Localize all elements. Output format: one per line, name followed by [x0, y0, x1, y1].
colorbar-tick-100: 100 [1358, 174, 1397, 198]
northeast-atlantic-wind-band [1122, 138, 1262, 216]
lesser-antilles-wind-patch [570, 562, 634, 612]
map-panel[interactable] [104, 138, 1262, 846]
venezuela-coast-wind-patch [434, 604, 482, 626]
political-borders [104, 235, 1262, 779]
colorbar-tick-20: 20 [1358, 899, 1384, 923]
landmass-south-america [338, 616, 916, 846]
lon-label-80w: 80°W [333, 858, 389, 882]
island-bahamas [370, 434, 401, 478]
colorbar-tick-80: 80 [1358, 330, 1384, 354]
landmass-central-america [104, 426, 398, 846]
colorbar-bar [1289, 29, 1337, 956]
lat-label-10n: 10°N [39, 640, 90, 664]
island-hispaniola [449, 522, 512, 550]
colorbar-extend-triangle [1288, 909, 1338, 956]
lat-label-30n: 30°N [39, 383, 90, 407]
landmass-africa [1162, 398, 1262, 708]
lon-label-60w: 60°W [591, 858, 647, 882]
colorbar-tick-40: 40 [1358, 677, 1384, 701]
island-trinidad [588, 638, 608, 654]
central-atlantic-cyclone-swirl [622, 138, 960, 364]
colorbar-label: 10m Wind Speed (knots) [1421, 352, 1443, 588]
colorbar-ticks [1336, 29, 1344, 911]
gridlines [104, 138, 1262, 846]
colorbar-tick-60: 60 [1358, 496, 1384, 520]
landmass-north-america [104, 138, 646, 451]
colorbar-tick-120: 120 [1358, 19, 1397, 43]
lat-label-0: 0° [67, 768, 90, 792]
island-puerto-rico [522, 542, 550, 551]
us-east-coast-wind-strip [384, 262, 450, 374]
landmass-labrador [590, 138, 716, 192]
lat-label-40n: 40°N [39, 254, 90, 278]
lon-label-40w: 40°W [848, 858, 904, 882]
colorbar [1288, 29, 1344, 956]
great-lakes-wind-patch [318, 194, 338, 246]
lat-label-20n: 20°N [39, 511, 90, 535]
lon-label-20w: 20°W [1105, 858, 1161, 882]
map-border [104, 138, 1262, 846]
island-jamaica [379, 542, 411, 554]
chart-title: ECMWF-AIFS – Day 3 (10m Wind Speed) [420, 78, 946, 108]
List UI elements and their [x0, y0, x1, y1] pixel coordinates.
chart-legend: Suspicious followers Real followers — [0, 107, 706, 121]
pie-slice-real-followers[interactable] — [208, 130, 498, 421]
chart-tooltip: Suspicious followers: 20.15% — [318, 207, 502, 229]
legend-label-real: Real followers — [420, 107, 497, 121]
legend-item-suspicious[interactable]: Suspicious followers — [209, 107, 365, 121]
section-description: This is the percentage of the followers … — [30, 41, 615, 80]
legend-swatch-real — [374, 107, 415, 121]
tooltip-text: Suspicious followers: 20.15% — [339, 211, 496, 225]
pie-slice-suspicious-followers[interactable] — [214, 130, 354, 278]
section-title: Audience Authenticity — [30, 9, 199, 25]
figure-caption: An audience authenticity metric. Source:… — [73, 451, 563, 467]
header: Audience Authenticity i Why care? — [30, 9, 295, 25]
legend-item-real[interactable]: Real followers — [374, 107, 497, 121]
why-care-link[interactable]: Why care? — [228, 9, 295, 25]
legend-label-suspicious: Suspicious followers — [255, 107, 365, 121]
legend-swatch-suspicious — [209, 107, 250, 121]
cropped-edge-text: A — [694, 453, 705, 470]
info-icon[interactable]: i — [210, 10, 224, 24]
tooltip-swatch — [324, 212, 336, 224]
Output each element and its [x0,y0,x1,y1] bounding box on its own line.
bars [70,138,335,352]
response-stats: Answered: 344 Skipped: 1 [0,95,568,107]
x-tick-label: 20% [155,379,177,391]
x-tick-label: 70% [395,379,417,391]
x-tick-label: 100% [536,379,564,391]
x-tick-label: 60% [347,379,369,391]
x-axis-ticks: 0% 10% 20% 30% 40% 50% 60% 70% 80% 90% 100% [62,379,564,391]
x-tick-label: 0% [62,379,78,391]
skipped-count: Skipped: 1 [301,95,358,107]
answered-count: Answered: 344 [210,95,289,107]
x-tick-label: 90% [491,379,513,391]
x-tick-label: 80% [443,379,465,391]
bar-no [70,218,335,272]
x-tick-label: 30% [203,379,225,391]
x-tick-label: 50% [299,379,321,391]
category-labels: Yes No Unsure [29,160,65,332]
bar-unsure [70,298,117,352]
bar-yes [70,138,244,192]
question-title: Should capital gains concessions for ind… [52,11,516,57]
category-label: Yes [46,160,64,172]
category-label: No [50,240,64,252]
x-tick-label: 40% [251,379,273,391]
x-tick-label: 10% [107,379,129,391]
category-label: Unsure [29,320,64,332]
+--
_Task prompt_
Recast the stretch from the start of the data through the line containing "lon-label-80w: 80°W [333, 858, 389, 882]" as a JSON list of strings, with one string for each line and any blank lines left out.

_Final result_
[
  "Localize all elements. Output format: one per line, name followed by [x0, y0, x1, y1].",
  "colorbar-tick-100: 100 [1358, 174, 1397, 198]",
  "northeast-atlantic-wind-band [1122, 138, 1262, 216]",
  "lesser-antilles-wind-patch [570, 562, 634, 612]",
  "map-panel[interactable] [104, 138, 1262, 846]",
  "venezuela-coast-wind-patch [434, 604, 482, 626]",
  "political-borders [104, 235, 1262, 779]",
  "colorbar-tick-20: 20 [1358, 899, 1384, 923]",
  "landmass-south-america [338, 616, 916, 846]",
  "lon-label-80w: 80°W [333, 858, 389, 882]"
]